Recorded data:
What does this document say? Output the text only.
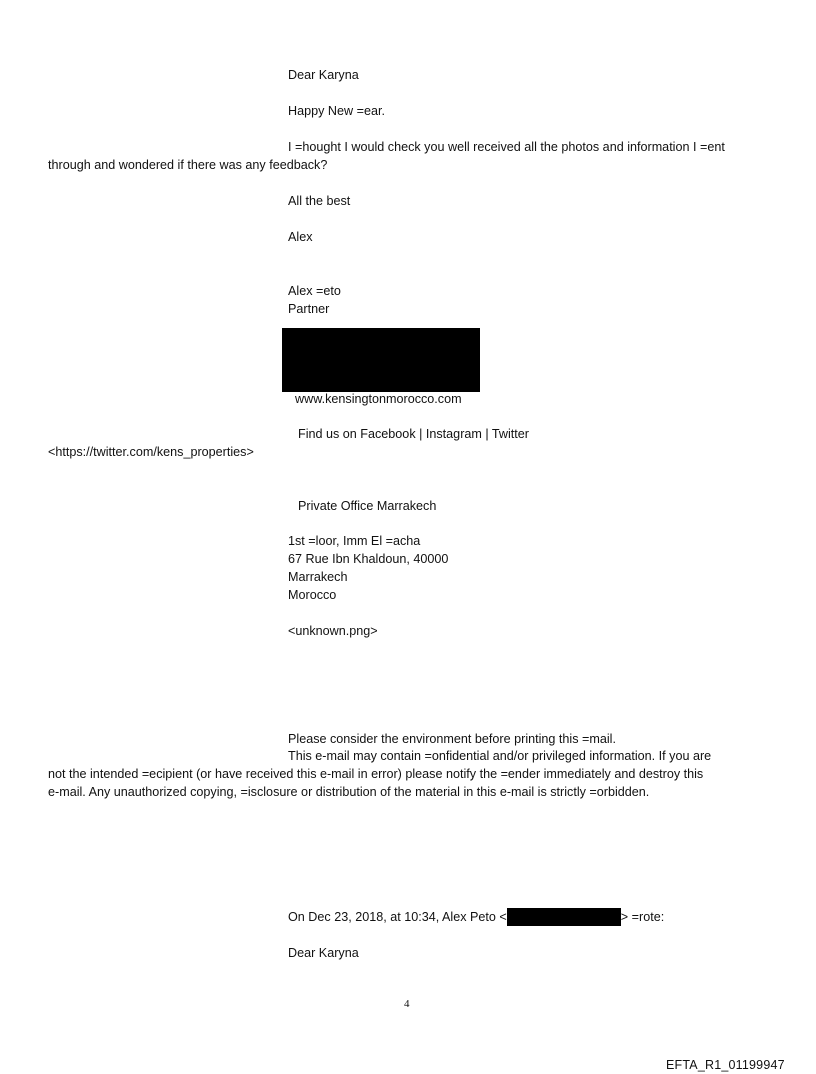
Dear Karyna
Happy New =ear.
I =hought I would check you well received all the photos and information I =ent
through and wondered if there was any feedback?
All the best
Alex
Alex =eto
Partner
www.kensingtonmorocco.com
Find us on Facebook | Instagram | Twitter
<https://twitter.com/kens_properties>
Private Office Marrakech
1st =loor, Imm El =acha
67 Rue Ibn Khaldoun, 40000
Marrakech
Morocco
<unknown.png>
Please consider the environment before printing this =mail.
This e-mail may contain =onfidential and/or privileged information. If you are
not the intended =ecipient (or have received this e-mail in error) please notify the =ender immediately and destroy this
e-mail. Any unauthorized copying, =isclosure or distribution of the material in this e-mail is strictly =orbidden.
On Dec 23, 2018, at 10:34, Alex Peto <	> =rote:
Dear Karyna
4
EFTA_R1_01199947
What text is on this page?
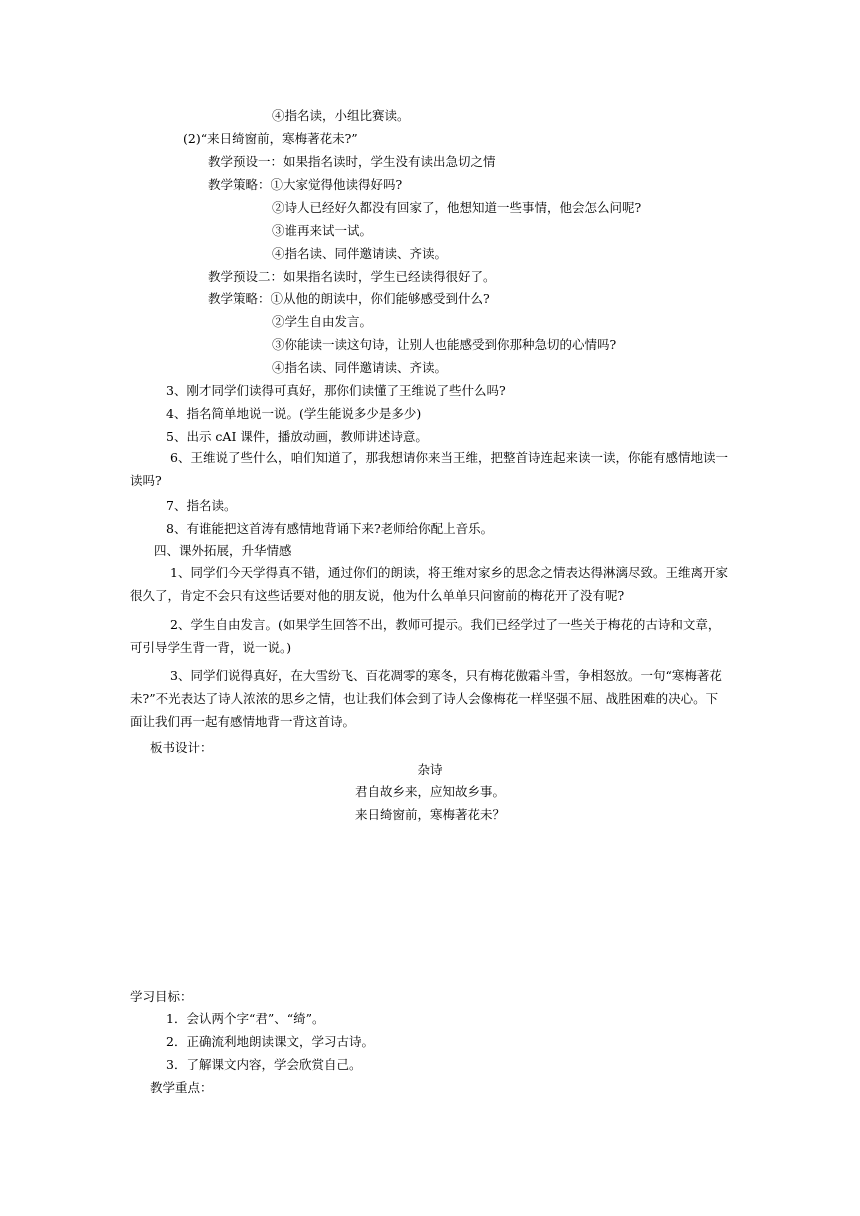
④指名读，小组比赛读。
(2)“来日绮窗前，寒梅著花未?”
教学预设一：如果指名读时，学生没有读出急切之情
教学策略：①大家觉得他读得好吗?
②诗人已经好久都没有回家了，他想知道一些事情，他会怎么问呢?
③谁再来试一试。
④指名读、同伴邀请读、齐读。
教学预设二：如果指名读时，学生已经读得很好了。
教学策略：①从他的朗读中，你们能够感受到什么?
②学生自由发言。
③你能读一读这句诗，让别人也能感受到你那种急切的心情吗?
④指名读、同伴邀请读、齐读。
3、刚才同学们读得可真好，那你们读懂了王维说了些什么吗?
4、指名简单地说一说。(学生能说多少是多少)
5、出示 cAI 课件，播放动画，教师讲述诗意。
6、王维说了些什么，咱们知道了，那我想请你来当王维，把整首诗连起来读一读，你能有感情地读一读吗?
7、指名读。
8、有谁能把这首涛有感情地背诵下来?老师给你配上音乐。
四、课外拓展，升华情感
1、同学们今天学得真不错，通过你们的朗读，将王维对家乡的思念之情表达得淋漓尽致。王维离开家很久了，肯定不会只有这些话要对他的朋友说，他为什么单单只问窗前的梅花开了没有呢?
2、学生自由发言。(如果学生回答不出，教师可提示。我们已经学过了一些关于梅花的古诗和文章，可引导学生背一背，说一说。)
3、同学们说得真好，在大雪纷飞、百花凋零的寒冬，只有梅花傲霜斗雪，争相怒放。一句“寒梅著花未?”不光表达了诗人浓浓的思乡之情，也让我们体会到了诗人会像梅花一样坚强不屈、战胜困难的决心。下面让我们再一起有感情地背一背这首诗。
板书设计：
杂诗
君自故乡来，应知故乡事。
来日绮窗前，寒梅著花未？
学习目标：
1．会认两个字“君”、“绮”。
2．正确流利地朗读课文，学习古诗。
3．了解课文内容，学会欣赏自己。
教学重点：
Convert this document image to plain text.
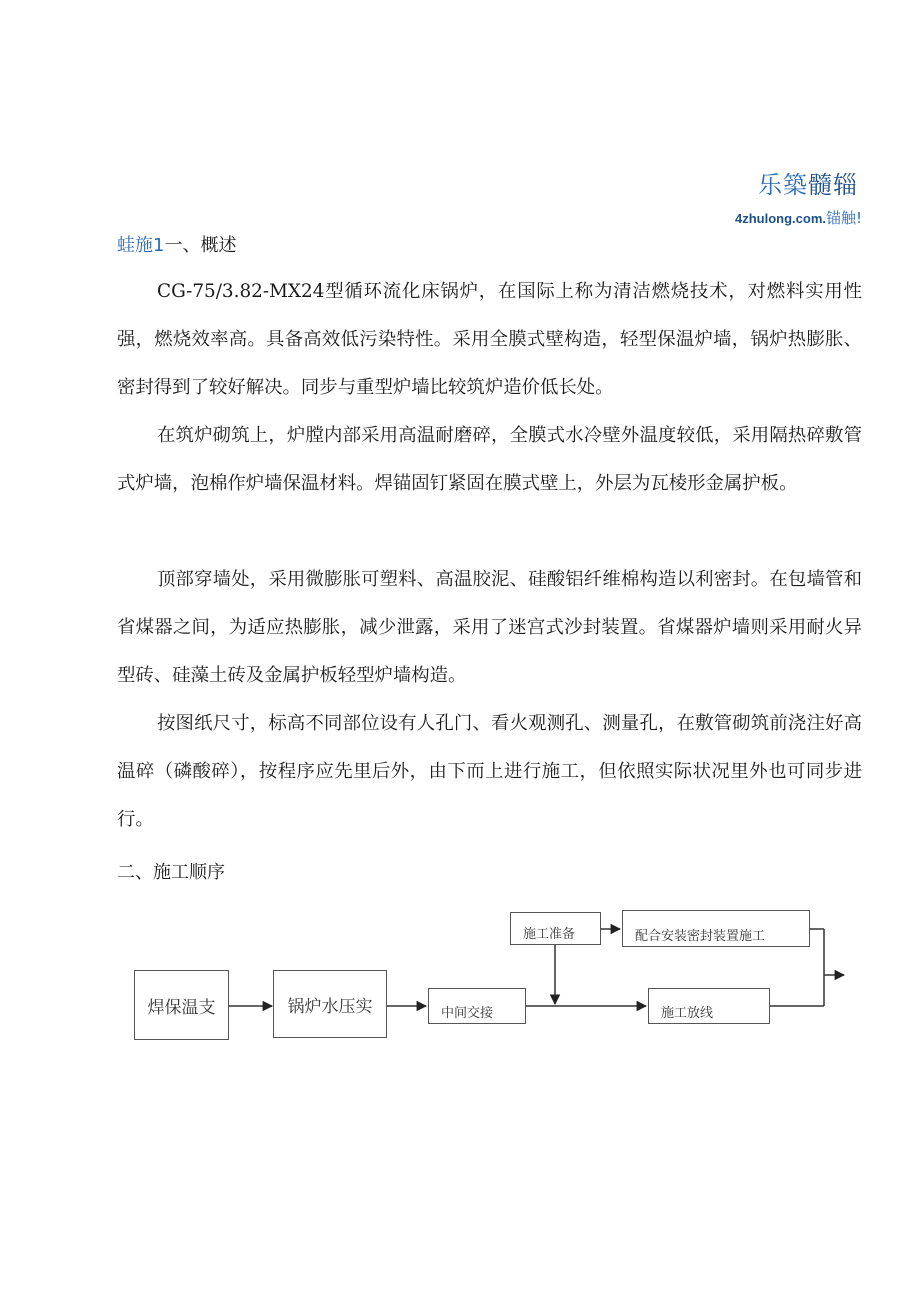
乐築髓辎
4zhulong.com.锚触!
蛙施1一、概述

CG-75/3.82-MX24型循环流化床锅炉，在国际上称为清洁燃烧技术，对燃料实用性强，燃烧效率高。具备高效低污染特性。采用全膜式壁构造，轻型保温炉墙，锅炉热膨胀、密封得到了较好解决。同步与重型炉墙比较筑炉造价低长处。

在筑炉砌筑上，炉膛内部采用高温耐磨碎，全膜式水冷壁外温度较低，采用隔热碎敷管式炉墙，泡棉作炉墙保温材料。焊锚固钉紧固在膜式壁上，外层为瓦棱形金属护板。

顶部穿墙处，采用微膨胀可塑料、高温胶泥、硅酸铝纤维棉构造以利密封。在包墙管和省煤器之间，为适应热膨胀，减少泄露，采用了迷宫式沙封装置。省煤器炉墙则采用耐火异型砖、硅藻土砖及金属护板轻型炉墙构造。

按图纸尺寸，标高不同部位设有人孔门、看火观测孔、测量孔，在敷管砌筑前浇注好高温碎（磷酸碎），按程序应先里后外，由下而上进行施工，但依照实际状况里外也可同步进行。

二、施工顺序
焊保温支	锅炉水压实	中间交接
施工准备	配合安装密封装置施工
施工放线
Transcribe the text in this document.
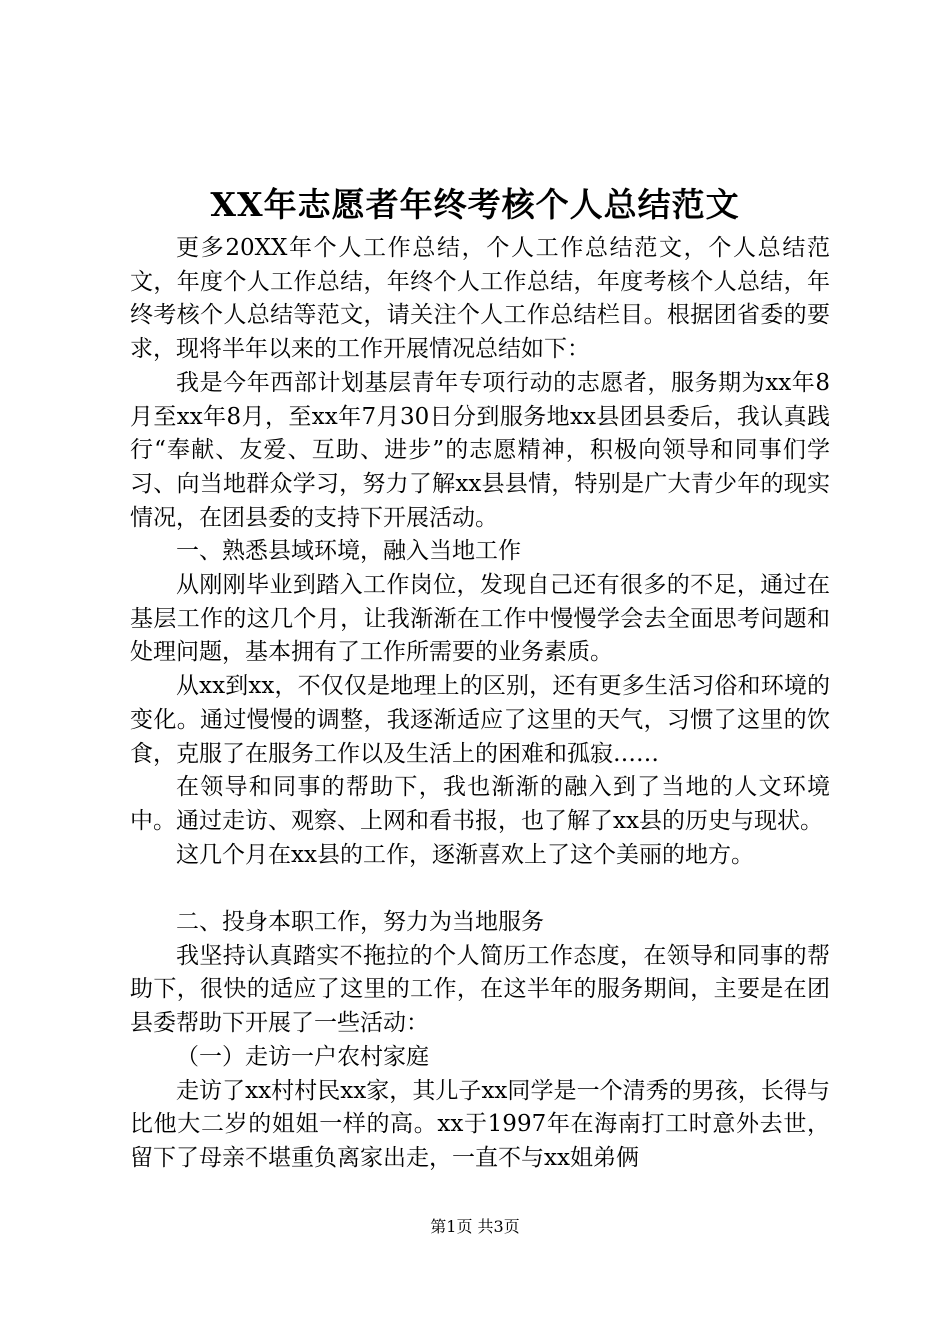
XX年志愿者年终考核个人总结范文

更多20XX年个人工作总结，个人工作总结范文，个人总结范文，年度个人工作总结，年终个人工作总结，年度考核个人总结，年终考核个人总结等范文，请关注个人工作总结栏目。根据团省委的要求，现将半年以来的工作开展情况总结如下：

我是今年西部计划基层青年专项行动的志愿者，服务期为xx年8月至xx年8月，至xx年7月30日分到服务地xx县团县委后，我认真践行“奉献、友爱、互助、进步”的志愿精神，积极向领导和同事们学习、向当地群众学习，努力了解xx县县情，特别是广大青少年的现实情况，在团县委的支持下开展活动。

一、熟悉县域环境，融入当地工作

从刚刚毕业到踏入工作岗位，发现自己还有很多的不足，通过在基层工作的这几个月，让我渐渐在工作中慢慢学会去全面思考问题和处理问题，基本拥有了工作所需要的业务素质。

从xx到xx，不仅仅是地理上的区别，还有更多生活习俗和环境的变化。通过慢慢的调整，我逐渐适应了这里的天气，习惯了这里的饮食，克服了在服务工作以及生活上的困难和孤寂……

在领导和同事的帮助下，我也渐渐的融入到了当地的人文环境中。通过走访、观察、上网和看书报，也了解了xx县的历史与现状。

这几个月在xx县的工作，逐渐喜欢上了这个美丽的地方。

二、投身本职工作，努力为当地服务

我坚持认真踏实不拖拉的个人简历工作态度，在领导和同事的帮助下，很快的适应了这里的工作，在这半年的服务期间，主要是在团县委帮助下开展了一些活动：

（一）走访一户农村家庭

走访了xx村村民xx家，其儿子xx同学是一个清秀的男孩，长得与比他大二岁的姐姐一样的高。xx于1997年在海南打工时意外去世，留下了母亲不堪重负离家出走，一直不与xx姐弟俩

第1页 共3页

### Given request
Find the string "在领导和同事的帮助下" in the listing and return every line that holds it.

### Task result
在领导和同事的帮助下，我也渐渐的融入到了当地的人文环境中。通过走访、观察、上网和看书报，也了解了xx县的历史与现状。
我坚持认真踏实不拖拉的个人简历工作态度，在领导和同事的帮助下，很快的适应了这里的工作，在这半年的服务期间，主要是在团县委帮助下开展了一些活动：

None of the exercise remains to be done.